*** PASSAGE FOR REVIEW Section Begins ***
A ray of coincidence

By Phil Plait | July 11, 2012 2:32 pm

I love a good coincidence!

Yesterday, I posted this for the daily #BAFact:

It says, "#BAFact: Face east just after sunset. That dark band across the horizon? The Earth’s shadow on the sky." It also has a link to an article I wrote that mentions this shadow of the Earth on the sky. It’s called the Belt of Venus, and I wrote a somewhat longer explanation on my Google+ page.

So last night, the same day I posted that, I’m coming home from shopping. My wife is driving, and I glance out my window, to the east. Guess what I saw?

Yup. I snapped this with my phone (which is why the foreground is motion blurred). That dark band on the horizon is the shadow of the Earth itself being cast on the sky. Well, technically, cast on junk in the sky like haze. Also, technically, those are the shadows of the Rocky Mountains to our west, but they still count as being the Earth.

Also, there were clouds that night to the west also casting shadows and letting rays of light through. Those are called crepuscular rays – one of my all-time favorite terms. They can actually stretch all the way across the sky and reach the horizon again. A funny thing: those rays are parallel! Perspective makes them appear to diverge away from the sunset, like railroad tracks appear to converge in the distance. But they also reconverge on the point on the horizon directly opposite the Sun. That’s what you’re seeing here; the brightest one is coming down from the upper left.

Even better: tomorrow I’m heading out to Comic Con, where I will see my pal Gail Simone. She’s a comic book creator, one of the best. She likes putting scientific and skeptical quotes in her books, and in 2007 she quoted me… about crepuscular rays!

COINCIDENCE??? Well, yeah.

You may take this as a giant reminder: always keep perspective on coincidence. It’s like a ray of hope.

Related Posts:

Crepuscular rays are parallel!
BAFacts archive
Time lapse: Crater Lake
My comic book premier

CATEGORIZED UNDER: Cool stuff, Pretty pictures, Science

Comments (15)

  1. I posted a photo from my camera phone of this phenomena a couple of years ago.


    I have better pics taken with my DLSR. Have to dig some of them up sometime.

  2. Lab Rat Jason

    Technically, those rays aren’t exactly paralell, they are slightly convergent, and slightly divergent. (the sun is bigger than the earth)… but due to rounding errors they appear paralell. :)

  3. Chris A.
*** PASSAGE FOR REVIEW Section Ends ***
*** GIVEN RECORDS Section Begins ***
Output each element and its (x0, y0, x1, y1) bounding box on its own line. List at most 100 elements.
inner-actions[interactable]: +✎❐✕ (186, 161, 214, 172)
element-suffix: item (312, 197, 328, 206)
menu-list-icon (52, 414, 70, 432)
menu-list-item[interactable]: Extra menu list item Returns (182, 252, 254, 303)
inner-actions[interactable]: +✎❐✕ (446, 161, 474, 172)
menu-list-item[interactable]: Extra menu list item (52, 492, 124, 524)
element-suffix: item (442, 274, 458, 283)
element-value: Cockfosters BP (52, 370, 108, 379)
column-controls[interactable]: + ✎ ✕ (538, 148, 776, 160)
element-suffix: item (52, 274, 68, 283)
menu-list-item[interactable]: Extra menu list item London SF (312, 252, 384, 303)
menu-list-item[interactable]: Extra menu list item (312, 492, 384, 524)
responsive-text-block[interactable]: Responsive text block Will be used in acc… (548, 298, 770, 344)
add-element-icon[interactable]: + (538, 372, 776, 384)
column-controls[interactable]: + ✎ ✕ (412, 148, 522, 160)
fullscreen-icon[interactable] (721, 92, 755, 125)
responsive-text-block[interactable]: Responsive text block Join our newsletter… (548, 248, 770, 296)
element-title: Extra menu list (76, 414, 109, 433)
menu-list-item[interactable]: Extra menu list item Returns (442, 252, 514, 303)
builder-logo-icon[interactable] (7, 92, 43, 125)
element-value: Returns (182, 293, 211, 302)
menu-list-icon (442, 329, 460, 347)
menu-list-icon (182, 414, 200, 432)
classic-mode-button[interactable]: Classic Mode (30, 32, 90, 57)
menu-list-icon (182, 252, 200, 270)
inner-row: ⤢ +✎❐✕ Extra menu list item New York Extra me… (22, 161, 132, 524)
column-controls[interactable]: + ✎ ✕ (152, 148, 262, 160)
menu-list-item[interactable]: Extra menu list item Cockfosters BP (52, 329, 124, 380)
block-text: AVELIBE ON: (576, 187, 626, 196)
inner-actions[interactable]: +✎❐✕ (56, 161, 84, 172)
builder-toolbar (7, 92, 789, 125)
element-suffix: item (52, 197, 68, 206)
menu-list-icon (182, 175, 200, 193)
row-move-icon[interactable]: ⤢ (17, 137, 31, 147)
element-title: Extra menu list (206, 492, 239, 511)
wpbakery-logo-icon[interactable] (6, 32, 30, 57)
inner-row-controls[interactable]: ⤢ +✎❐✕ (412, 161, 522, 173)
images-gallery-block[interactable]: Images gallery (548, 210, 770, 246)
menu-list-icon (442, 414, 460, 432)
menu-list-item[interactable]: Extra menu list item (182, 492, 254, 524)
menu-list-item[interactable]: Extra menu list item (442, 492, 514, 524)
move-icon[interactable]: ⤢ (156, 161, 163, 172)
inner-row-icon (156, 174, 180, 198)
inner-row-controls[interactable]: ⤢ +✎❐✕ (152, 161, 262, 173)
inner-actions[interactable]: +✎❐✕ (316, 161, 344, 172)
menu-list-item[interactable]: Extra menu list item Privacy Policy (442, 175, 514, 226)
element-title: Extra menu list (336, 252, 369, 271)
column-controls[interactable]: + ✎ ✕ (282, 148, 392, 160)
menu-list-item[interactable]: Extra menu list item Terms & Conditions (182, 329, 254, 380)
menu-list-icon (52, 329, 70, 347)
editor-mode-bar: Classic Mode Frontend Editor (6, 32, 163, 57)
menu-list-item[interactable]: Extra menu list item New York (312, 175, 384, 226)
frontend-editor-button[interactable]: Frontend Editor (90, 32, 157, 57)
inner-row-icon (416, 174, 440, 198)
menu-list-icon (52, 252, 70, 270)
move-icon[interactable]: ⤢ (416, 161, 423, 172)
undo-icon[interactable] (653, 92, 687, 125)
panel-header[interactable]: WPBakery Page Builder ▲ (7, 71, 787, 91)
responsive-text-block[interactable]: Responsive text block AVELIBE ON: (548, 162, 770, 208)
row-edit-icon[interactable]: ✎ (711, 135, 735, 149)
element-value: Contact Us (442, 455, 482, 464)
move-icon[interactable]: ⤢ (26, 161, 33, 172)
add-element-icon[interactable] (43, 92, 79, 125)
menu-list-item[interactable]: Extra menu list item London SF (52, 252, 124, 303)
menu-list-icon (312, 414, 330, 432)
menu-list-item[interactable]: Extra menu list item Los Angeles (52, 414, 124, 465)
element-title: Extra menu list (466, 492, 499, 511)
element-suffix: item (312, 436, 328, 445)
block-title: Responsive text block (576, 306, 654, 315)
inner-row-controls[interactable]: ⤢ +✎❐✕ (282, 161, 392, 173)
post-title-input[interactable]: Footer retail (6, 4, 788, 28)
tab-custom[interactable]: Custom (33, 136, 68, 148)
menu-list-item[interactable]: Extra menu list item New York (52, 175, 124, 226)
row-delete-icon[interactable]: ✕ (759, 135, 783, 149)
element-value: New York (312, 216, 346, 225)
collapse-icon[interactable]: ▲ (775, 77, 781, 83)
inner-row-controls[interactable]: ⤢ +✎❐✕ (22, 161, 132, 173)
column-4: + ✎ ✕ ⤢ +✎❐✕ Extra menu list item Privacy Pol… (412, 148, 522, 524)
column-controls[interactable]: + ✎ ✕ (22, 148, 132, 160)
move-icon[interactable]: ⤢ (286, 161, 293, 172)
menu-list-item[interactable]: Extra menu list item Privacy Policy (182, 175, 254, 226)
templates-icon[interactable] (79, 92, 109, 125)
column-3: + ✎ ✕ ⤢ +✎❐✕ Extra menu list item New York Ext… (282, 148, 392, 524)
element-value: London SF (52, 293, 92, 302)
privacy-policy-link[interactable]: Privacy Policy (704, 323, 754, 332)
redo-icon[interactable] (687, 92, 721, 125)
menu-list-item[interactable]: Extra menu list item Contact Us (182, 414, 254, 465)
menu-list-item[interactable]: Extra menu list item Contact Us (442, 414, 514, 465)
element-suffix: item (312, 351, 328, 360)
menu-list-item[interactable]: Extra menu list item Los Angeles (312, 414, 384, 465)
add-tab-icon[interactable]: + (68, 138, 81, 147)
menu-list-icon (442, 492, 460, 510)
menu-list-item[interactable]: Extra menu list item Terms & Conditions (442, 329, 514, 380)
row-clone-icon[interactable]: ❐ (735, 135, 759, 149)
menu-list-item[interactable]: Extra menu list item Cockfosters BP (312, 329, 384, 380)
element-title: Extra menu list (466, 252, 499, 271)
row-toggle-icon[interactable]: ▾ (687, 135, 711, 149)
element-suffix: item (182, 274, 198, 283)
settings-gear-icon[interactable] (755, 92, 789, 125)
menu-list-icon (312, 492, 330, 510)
*** GIVEN RECORDS Section Ends ***
◆ PROBLEM SET:
a. Repeat, word for word, everything in the blog post on the Earth's shadow from "BAFacts archive" down to "them up sometime.".
b. Continue the blog post on the Earth's shadow from the point where it stops.

◆ RESPONSES PER TASK:
a.
BAFacts archive
Time lapse: Crater Lake
My comic book premier

CATEGORIZED UNDER: Cool stuff, Pretty pictures, Science

Comments (15)

  1. I posted a photo from my camera phone of this phenomena a couple of years ago.


    I have better pics taken with my DLSR. Have to dig some of them up sometime.

b.
    Technically, Phil, they are only crepuscular rays when they converge on the sun. When they converge on the anti-solar point (as they do here), they are “anticrepuscular rays,” (one of MY all-time favorite terms!).

  4. RAF

    Thanks Phil…I did not know that…

    Now if I just had a clear view of the horizon to the east…DOH!

  5. Valdis Kletnieks

    “anti-crepuscular” is one of those words that looks quite cromulent, but isn’t. :)

  6. Kurt Erlenbach

    And of course, there’s also Crepuscule With Nellie by John Coltrane and the Thelonius Monk Quartet, a classic if there ever was one.

  7. Hedin

    And im watching the shadow of the earth, on the eastern horizon, here in Calgary as i write this :)

  8. Messier Tidy Upper

    @5. Valdis Kletnieks : It isn’t? (Puzzled)

    Beach walk today with the dogs early morning – spectacular sky with anti-crepuscular rays visible in the sky and a greenish haze layer on the horizon. Few hours after sunrise locally, anyone know what causes that effect? Vaguely sunrise-y like greenish colouration in a band few degrees above looking out to sea, flat calm conditions, FWIW.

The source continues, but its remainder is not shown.